YOUR OBJECTIVE
After locating the line that contains "Enumerate this screenshot's", quote it and all lines after it through the end of the entries, and nothing more. Pictures stay out.

========

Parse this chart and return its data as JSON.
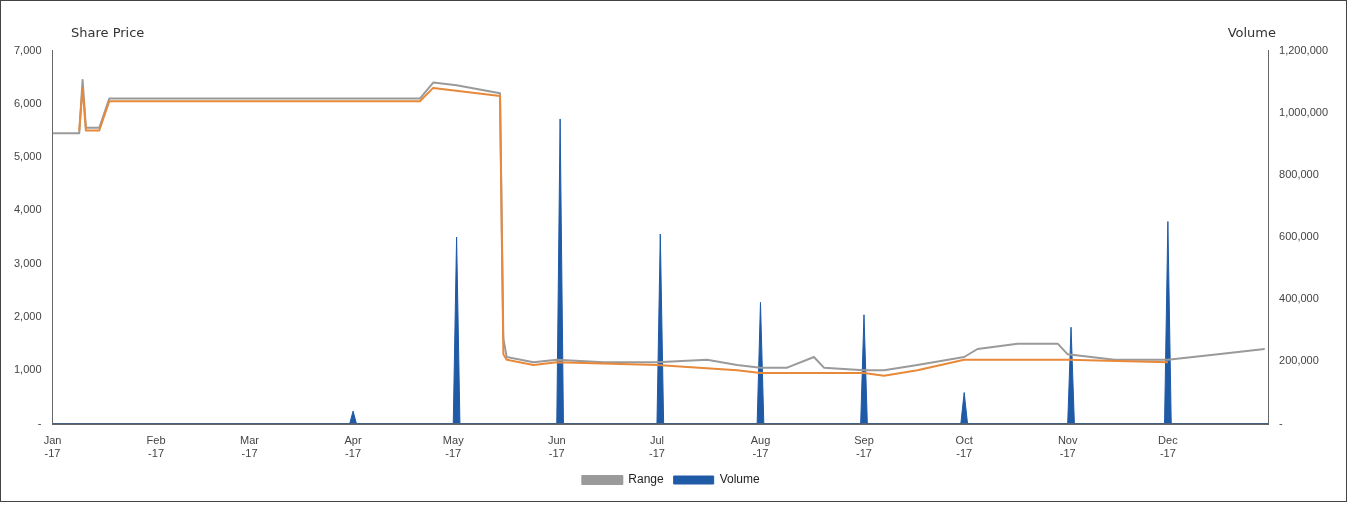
{
  "chart_data": {
    "type": "line",
    "ylabel": "Share Price",
    "y2label": "Volume",
    "legend": "bottom",
    "grid": false,
    "marker": "none",
    "line_style": "solid",
    "xlim": [
      "2017-01-01",
      "2017-12-31"
    ],
    "xticks": [
      {
        "value": "2017-01-01",
        "label": "Jan-17"
      },
      {
        "value": "2017-02-01",
        "label": "Feb-17"
      },
      {
        "value": "2017-03-01",
        "label": "Mar-17"
      },
      {
        "value": "2017-04-01",
        "label": "Apr-17"
      },
      {
        "value": "2017-05-01",
        "label": "May-17"
      },
      {
        "value": "2017-06-01",
        "label": "Jun-17"
      },
      {
        "value": "2017-07-01",
        "label": "Jul-17"
      },
      {
        "value": "2017-08-01",
        "label": "Aug-17"
      },
      {
        "value": "2017-09-01",
        "label": "Sep-17"
      },
      {
        "value": "2017-10-01",
        "label": "Oct-17"
      },
      {
        "value": "2017-11-01",
        "label": "Nov-17"
      },
      {
        "value": "2017-12-01",
        "label": "Dec-17"
      }
    ],
    "ylim": [
      0,
      7000
    ],
    "yticks": [
      {
        "value": 0,
        "label": "-"
      },
      {
        "value": 1000,
        "label": "1,000"
      },
      {
        "value": 2000,
        "label": "2,000"
      },
      {
        "value": 3000,
        "label": "3,000"
      },
      {
        "value": 4000,
        "label": "4,000"
      },
      {
        "value": 5000,
        "label": "5,000"
      },
      {
        "value": 6000,
        "label": "6,000"
      },
      {
        "value": 7000,
        "label": "7,000"
      }
    ],
    "y2lim": [
      0,
      1200000
    ],
    "y2ticks": [
      {
        "value": 0,
        "label": "-"
      },
      {
        "value": 200000,
        "label": "200,000"
      },
      {
        "value": 400000,
        "label": "400,000"
      },
      {
        "value": 600000,
        "label": "600,000"
      },
      {
        "value": 800000,
        "label": "800,000"
      },
      {
        "value": 1000000,
        "label": "1,000,000"
      },
      {
        "value": 1200000,
        "label": "1,200,000"
      }
    ],
    "series": [
      {
        "name": "Volume",
        "type": "area",
        "axis": "y2",
        "color": "#1f5aa6",
        "x": [
          "2017-01-01",
          "2017-03-31",
          "2017-04-01",
          "2017-04-02",
          "2017-05-01",
          "2017-05-02",
          "2017-05-03",
          "2017-06-01",
          "2017-06-02",
          "2017-06-03",
          "2017-07-01",
          "2017-07-02",
          "2017-07-03",
          "2017-07-31",
          "2017-08-01",
          "2017-08-02",
          "2017-08-31",
          "2017-09-01",
          "2017-09-02",
          "2017-09-30",
          "2017-10-01",
          "2017-10-02",
          "2017-11-01",
          "2017-11-02",
          "2017-11-03",
          "2017-11-30",
          "2017-12-01",
          "2017-12-02",
          "2017-12-31"
        ],
        "values": [
          0,
          0,
          40000,
          0,
          0,
          600000,
          0,
          0,
          980000,
          0,
          0,
          610000,
          0,
          0,
          390000,
          0,
          0,
          350000,
          0,
          0,
          100000,
          0,
          0,
          310000,
          0,
          0,
          650000,
          0,
          0
        ]
      },
      {
        "name": "Range",
        "color": "#9a9a9a",
        "x": [
          "2017-01-01",
          "2017-01-09",
          "2017-01-10",
          "2017-01-11",
          "2017-01-15",
          "2017-01-18",
          "2017-04-21",
          "2017-04-25",
          "2017-05-02",
          "2017-05-15",
          "2017-05-16",
          "2017-05-17",
          "2017-05-25",
          "2017-06-01",
          "2017-06-15",
          "2017-07-01",
          "2017-07-16",
          "2017-07-25",
          "2017-08-01",
          "2017-08-09",
          "2017-08-17",
          "2017-08-20",
          "2017-09-01",
          "2017-09-07",
          "2017-09-17",
          "2017-10-01",
          "2017-10-05",
          "2017-10-17",
          "2017-10-29",
          "2017-11-01",
          "2017-11-15",
          "2017-12-01",
          "2017-12-16",
          "2017-12-30"
        ],
        "values": [
          5450,
          5450,
          6450,
          5550,
          5550,
          6100,
          6100,
          6400,
          6350,
          6200,
          1600,
          1250,
          1150,
          1200,
          1150,
          1150,
          1200,
          1100,
          1050,
          1050,
          1250,
          1050,
          1000,
          1000,
          1100,
          1250,
          1400,
          1500,
          1500,
          1300,
          1200,
          1200,
          1300,
          1400
        ]
      },
      {
        "color": "#e8893a",
        "x": [
          "2017-01-09",
          "2017-01-10",
          "2017-01-11",
          "2017-01-15",
          "2017-01-18",
          "2017-04-21",
          "2017-04-25",
          "2017-05-15",
          "2017-05-16",
          "2017-05-17",
          "2017-05-25",
          "2017-06-01",
          "2017-07-01",
          "2017-07-25",
          "2017-08-01",
          "2017-08-09",
          "2017-09-01",
          "2017-09-07",
          "2017-09-17",
          "2017-10-01",
          "2017-11-01",
          "2017-12-01"
        ],
        "values": [
          5500,
          6300,
          5500,
          5500,
          6050,
          6050,
          6300,
          6150,
          1300,
          1200,
          1100,
          1150,
          1100,
          1000,
          950,
          950,
          950,
          900,
          1000,
          1200,
          1200,
          1150
        ]
      }
    ]
  }
}
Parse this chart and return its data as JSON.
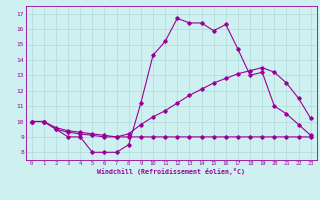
{
  "title": "",
  "xlabel": "Windchill (Refroidissement éolien,°C)",
  "background_color": "#cff0f0",
  "line_color": "#990099",
  "grid_color": "#b0d8d8",
  "xlim": [
    -0.5,
    23.5
  ],
  "ylim": [
    7.5,
    17.5
  ],
  "xticks": [
    0,
    1,
    2,
    3,
    4,
    5,
    6,
    7,
    8,
    9,
    10,
    11,
    12,
    13,
    14,
    15,
    16,
    17,
    18,
    19,
    20,
    21,
    22,
    23
  ],
  "yticks": [
    8,
    9,
    10,
    11,
    12,
    13,
    14,
    15,
    16,
    17
  ],
  "line1": [
    10.0,
    10.0,
    9.5,
    9.0,
    9.0,
    8.0,
    8.0,
    8.0,
    8.5,
    11.2,
    14.3,
    15.2,
    16.7,
    16.4,
    16.4,
    15.9,
    16.3,
    14.7,
    13.0,
    13.2,
    11.0,
    10.5,
    9.8,
    9.1
  ],
  "line2": [
    10.0,
    10.0,
    9.5,
    9.3,
    9.2,
    9.1,
    9.0,
    9.0,
    9.2,
    9.8,
    10.3,
    10.7,
    11.2,
    11.7,
    12.1,
    12.5,
    12.8,
    13.1,
    13.3,
    13.5,
    13.2,
    12.5,
    11.5,
    10.2
  ],
  "line3": [
    10.0,
    10.0,
    9.6,
    9.4,
    9.3,
    9.2,
    9.1,
    9.0,
    9.0,
    9.0,
    9.0,
    9.0,
    9.0,
    9.0,
    9.0,
    9.0,
    9.0,
    9.0,
    9.0,
    9.0,
    9.0,
    9.0,
    9.0,
    9.0
  ]
}
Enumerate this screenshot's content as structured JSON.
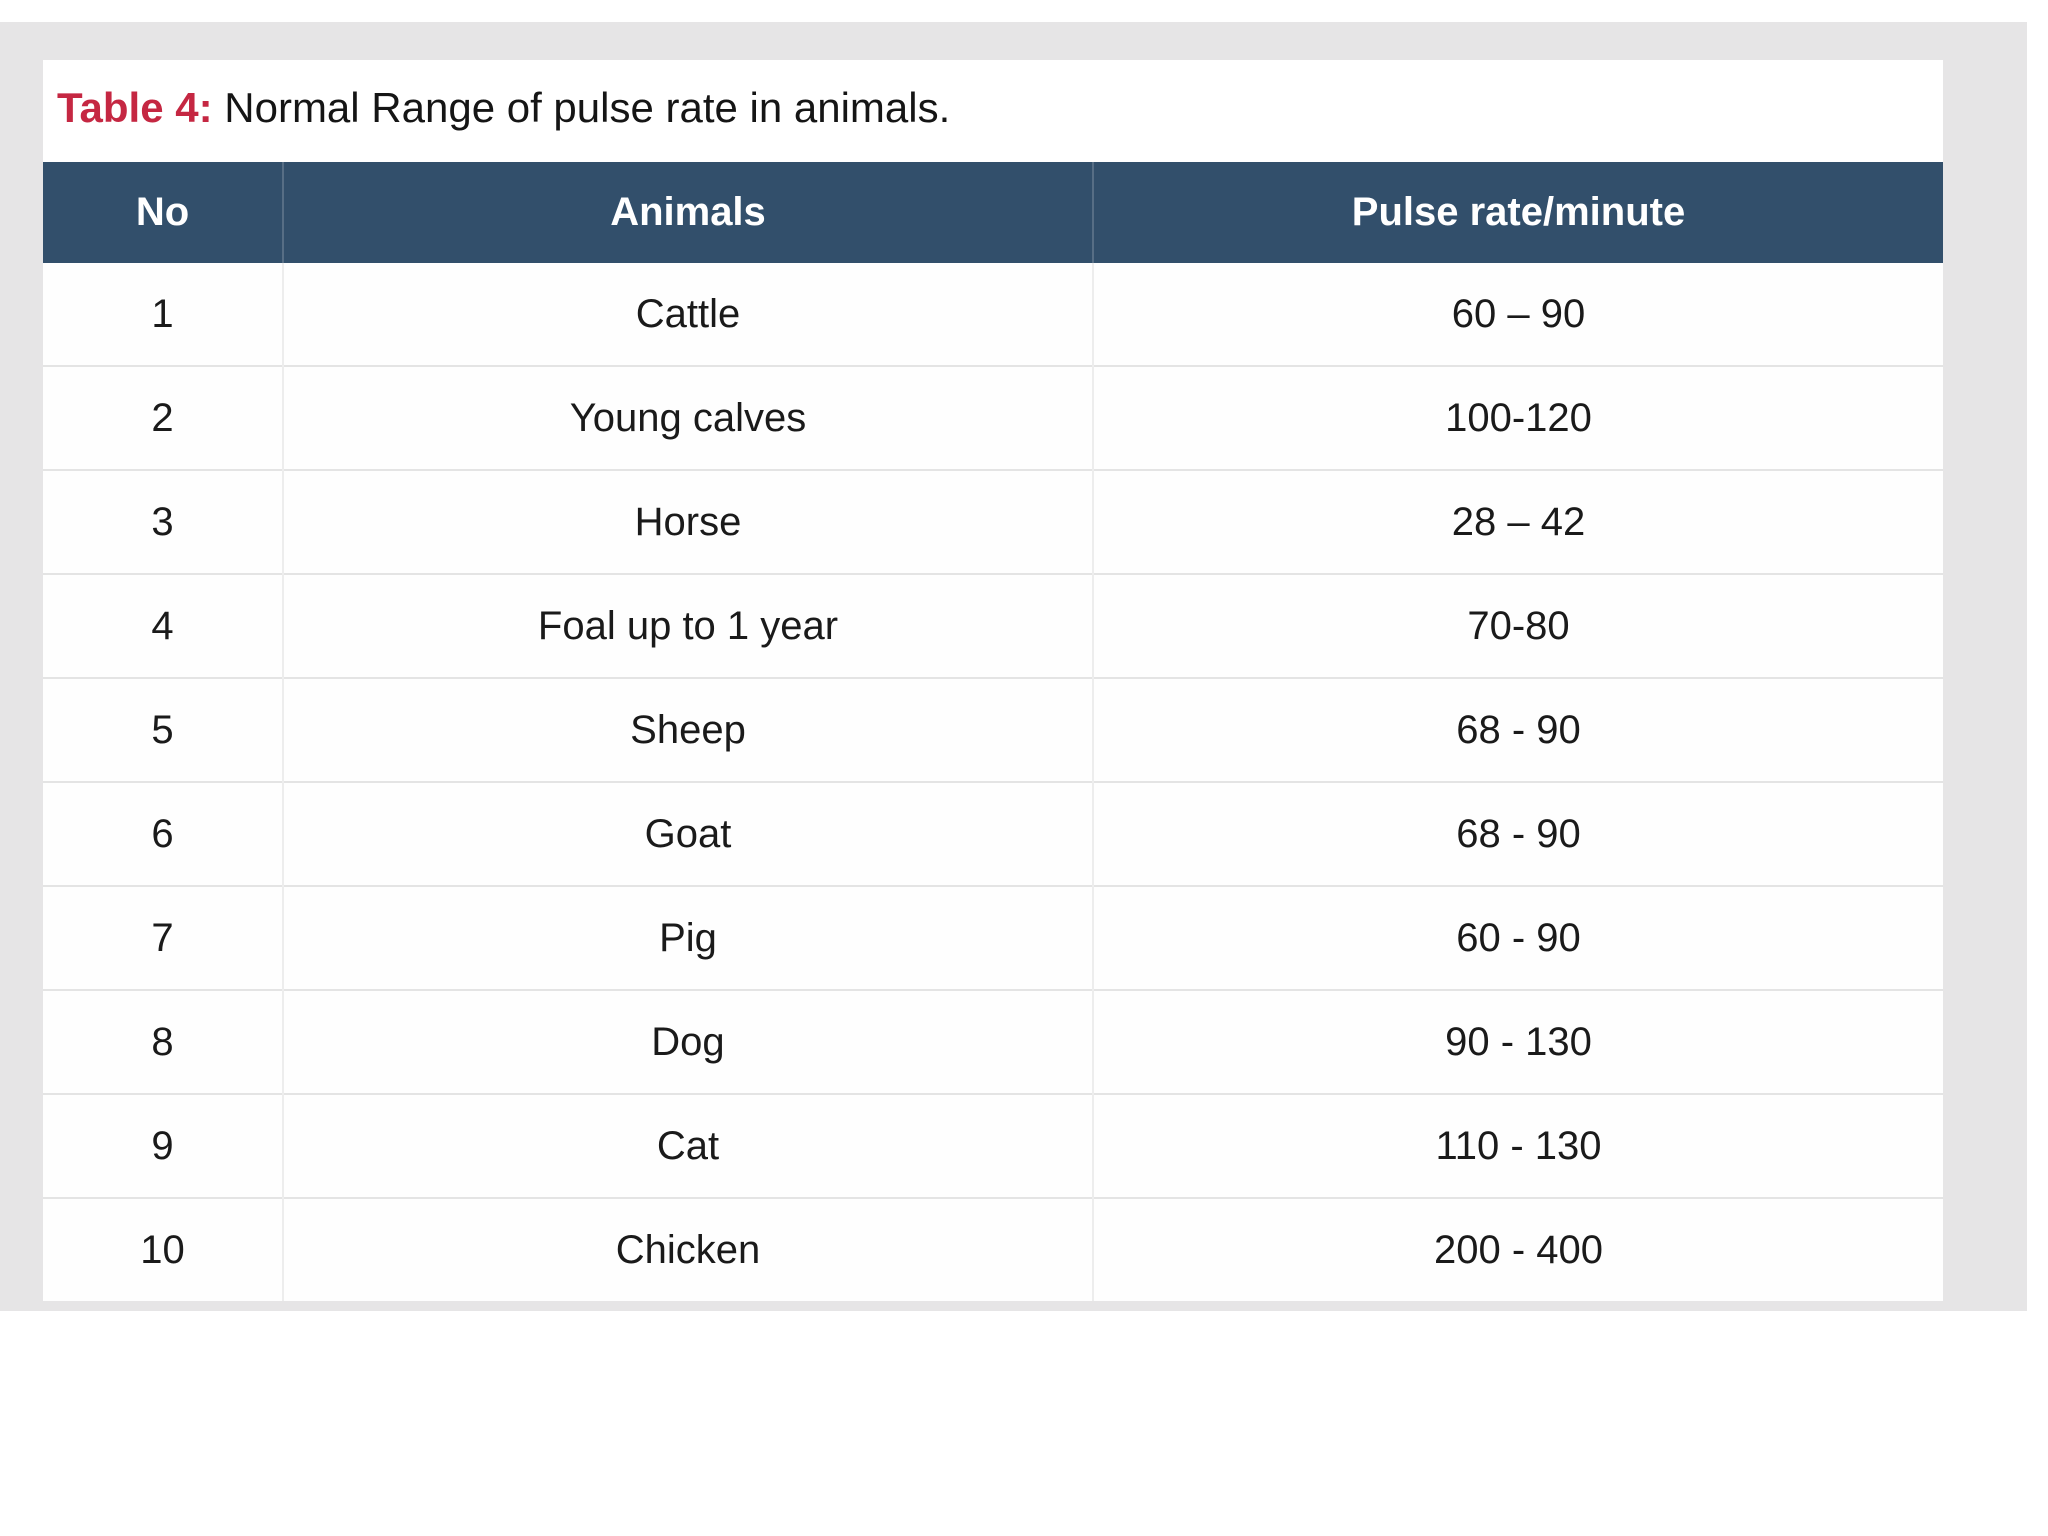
{
  "document": {
    "table_label": "Table 4:",
    "table_caption": " Normal Range of pulse rate in animals."
  },
  "table": {
    "headers": [
      "No",
      "Animals",
      "Pulse rate/minute"
    ],
    "rows": [
      [
        "1",
        "Cattle",
        "60 – 90"
      ],
      [
        "2",
        "Young calves",
        "100-120"
      ],
      [
        "3",
        "Horse",
        "28 – 42"
      ],
      [
        "4",
        "Foal up to 1 year",
        "70-80"
      ],
      [
        "5",
        "Sheep",
        "68 - 90"
      ],
      [
        "6",
        "Goat",
        "68 - 90"
      ],
      [
        "7",
        "Pig",
        "60 - 90"
      ],
      [
        "8",
        "Dog",
        "90 - 130"
      ],
      [
        "9",
        "Cat",
        "110 - 130"
      ],
      [
        "10",
        "Chicken",
        "200 - 400"
      ]
    ]
  },
  "colors": {
    "accent_red": "#c52742",
    "header_bg": "#324f6b",
    "header_text": "#ffffff",
    "page_gray": "#e6e5e6"
  }
}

========

WRITTEN RESPONSE
Enumerate this screenshot's content as structured JSON.
{
  "document": {
    "table_label": "Table 4:",
    "table_caption": " Normal Range of pulse rate in animals."
  },
  "table": {
    "headers": [
      "No",
      "Animals",
      "Pulse rate/minute"
    ],
    "rows": [
      [
        "1",
        "Cattle",
        "60 – 90"
      ],
      [
        "2",
        "Young calves",
        "100-120"
      ],
      [
        "3",
        "Horse",
        "28 – 42"
      ],
      [
        "4",
        "Foal up to 1 year",
        "70-80"
      ],
      [
        "5",
        "Sheep",
        "68 - 90"
      ],
      [
        "6",
        "Goat",
        "68 - 90"
      ],
      [
        "7",
        "Pig",
        "60 - 90"
      ],
      [
        "8",
        "Dog",
        "90 - 130"
      ],
      [
        "9",
        "Cat",
        "110 - 130"
      ],
      [
        "10",
        "Chicken",
        "200 - 400"
      ]
    ]
  },
  "colors": {
    "accent_red": "#c52742",
    "header_bg": "#324f6b",
    "header_text": "#ffffff",
    "page_gray": "#e6e5e6"
  }
}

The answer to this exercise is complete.